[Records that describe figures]
>> start

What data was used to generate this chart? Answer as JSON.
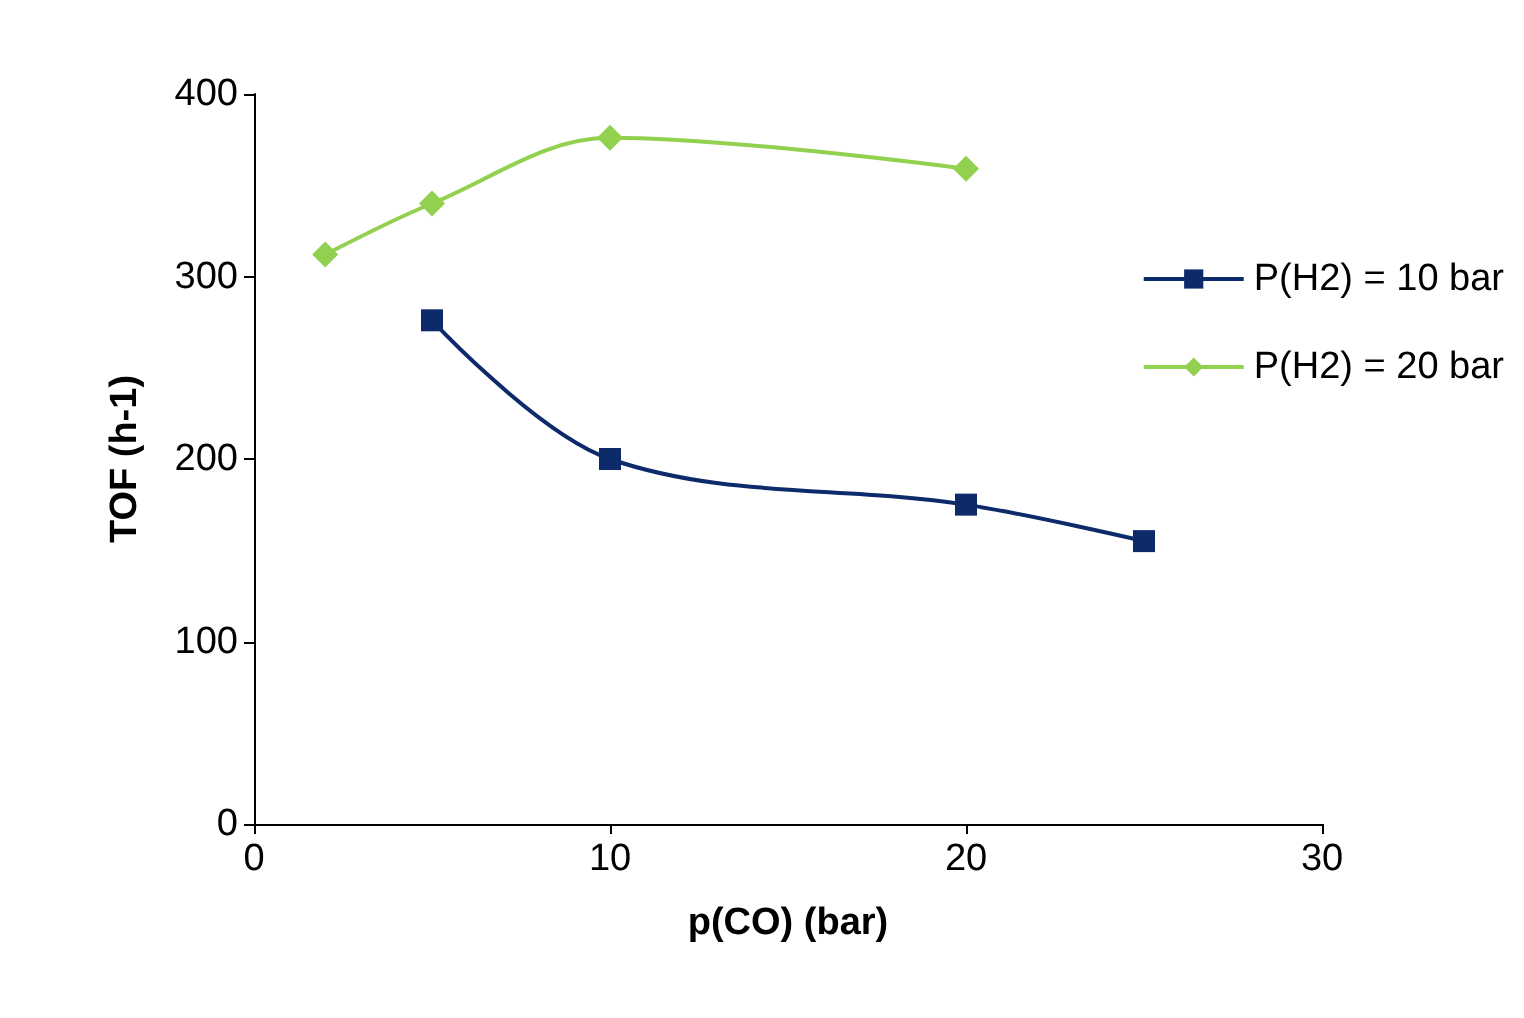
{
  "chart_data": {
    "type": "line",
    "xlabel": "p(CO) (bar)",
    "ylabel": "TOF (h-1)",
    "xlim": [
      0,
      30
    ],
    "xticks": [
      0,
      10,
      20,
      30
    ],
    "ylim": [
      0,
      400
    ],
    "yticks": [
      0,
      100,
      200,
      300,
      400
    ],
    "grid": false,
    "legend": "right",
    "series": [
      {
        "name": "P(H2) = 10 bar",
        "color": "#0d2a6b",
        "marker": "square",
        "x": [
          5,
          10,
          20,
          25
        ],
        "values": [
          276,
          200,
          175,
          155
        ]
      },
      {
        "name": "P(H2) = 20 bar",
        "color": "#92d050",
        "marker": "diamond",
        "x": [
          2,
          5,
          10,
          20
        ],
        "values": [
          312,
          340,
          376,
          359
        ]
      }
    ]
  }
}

>> end

# Exercise details
Using the material above, set down every line exactly, but skip the pictures.

# Solution for this problem
What data was used to generate this chart? Answer as JSON.
{
  "chart_data": {
    "type": "line",
    "xlabel": "p(CO) (bar)",
    "ylabel": "TOF (h-1)",
    "xlim": [
      0,
      30
    ],
    "xticks": [
      0,
      10,
      20,
      30
    ],
    "ylim": [
      0,
      400
    ],
    "yticks": [
      0,
      100,
      200,
      300,
      400
    ],
    "grid": false,
    "legend": "right",
    "series": [
      {
        "name": "P(H2) = 10 bar",
        "color": "#0d2a6b",
        "marker": "square",
        "x": [
          5,
          10,
          20,
          25
        ],
        "values": [
          276,
          200,
          175,
          155
        ]
      },
      {
        "name": "P(H2) = 20 bar",
        "color": "#92d050",
        "marker": "diamond",
        "x": [
          2,
          5,
          10,
          20
        ],
        "values": [
          312,
          340,
          376,
          359
        ]
      }
    ]
  }
}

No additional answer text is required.